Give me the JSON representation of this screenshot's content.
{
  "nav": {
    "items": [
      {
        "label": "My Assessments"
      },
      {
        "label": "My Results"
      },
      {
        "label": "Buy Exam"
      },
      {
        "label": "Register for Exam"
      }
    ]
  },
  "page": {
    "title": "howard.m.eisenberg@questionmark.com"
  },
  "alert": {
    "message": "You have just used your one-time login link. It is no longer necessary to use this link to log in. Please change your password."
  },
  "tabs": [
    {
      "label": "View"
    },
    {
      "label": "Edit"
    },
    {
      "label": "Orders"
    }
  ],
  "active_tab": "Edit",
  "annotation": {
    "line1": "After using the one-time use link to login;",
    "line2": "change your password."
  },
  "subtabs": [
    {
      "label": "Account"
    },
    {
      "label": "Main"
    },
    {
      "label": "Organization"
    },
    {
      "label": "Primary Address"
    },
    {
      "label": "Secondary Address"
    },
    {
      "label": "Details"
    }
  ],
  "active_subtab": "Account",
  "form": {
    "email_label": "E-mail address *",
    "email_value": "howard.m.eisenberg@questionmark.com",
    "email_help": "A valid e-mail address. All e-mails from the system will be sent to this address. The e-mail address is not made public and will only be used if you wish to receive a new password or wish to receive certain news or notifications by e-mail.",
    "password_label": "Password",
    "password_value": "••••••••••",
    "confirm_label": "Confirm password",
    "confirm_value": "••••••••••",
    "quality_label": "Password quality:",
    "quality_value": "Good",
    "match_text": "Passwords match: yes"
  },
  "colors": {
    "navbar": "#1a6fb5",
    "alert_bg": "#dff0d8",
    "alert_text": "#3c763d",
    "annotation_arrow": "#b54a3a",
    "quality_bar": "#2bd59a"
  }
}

━━━

■ Task requirements ■
Reproduce the data in full, exactly as presented.

■ Output of the exercise ■
Give me the JSON representation of this screenshot's content.
{
  "nav": {
    "items": [
      {
        "label": "My Assessments"
      },
      {
        "label": "My Results"
      },
      {
        "label": "Buy Exam"
      },
      {
        "label": "Register for Exam"
      }
    ]
  },
  "page": {
    "title": "howard.m.eisenberg@questionmark.com"
  },
  "alert": {
    "message": "You have just used your one-time login link. It is no longer necessary to use this link to log in. Please change your password."
  },
  "tabs": [
    {
      "label": "View"
    },
    {
      "label": "Edit"
    },
    {
      "label": "Orders"
    }
  ],
  "active_tab": "Edit",
  "annotation": {
    "line1": "After using the one-time use link to login;",
    "line2": "change your password."
  },
  "subtabs": [
    {
      "label": "Account"
    },
    {
      "label": "Main"
    },
    {
      "label": "Organization"
    },
    {
      "label": "Primary Address"
    },
    {
      "label": "Secondary Address"
    },
    {
      "label": "Details"
    }
  ],
  "active_subtab": "Account",
  "form": {
    "email_label": "E-mail address *",
    "email_value": "howard.m.eisenberg@questionmark.com",
    "email_help": "A valid e-mail address. All e-mails from the system will be sent to this address. The e-mail address is not made public and will only be used if you wish to receive a new password or wish to receive certain news or notifications by e-mail.",
    "password_label": "Password",
    "password_value": "••••••••••",
    "confirm_label": "Confirm password",
    "confirm_value": "••••••••••",
    "quality_label": "Password quality:",
    "quality_value": "Good",
    "match_text": "Passwords match: yes"
  },
  "colors": {
    "navbar": "#1a6fb5",
    "alert_bg": "#dff0d8",
    "alert_text": "#3c763d",
    "annotation_arrow": "#b54a3a",
    "quality_bar": "#2bd59a"
  }
}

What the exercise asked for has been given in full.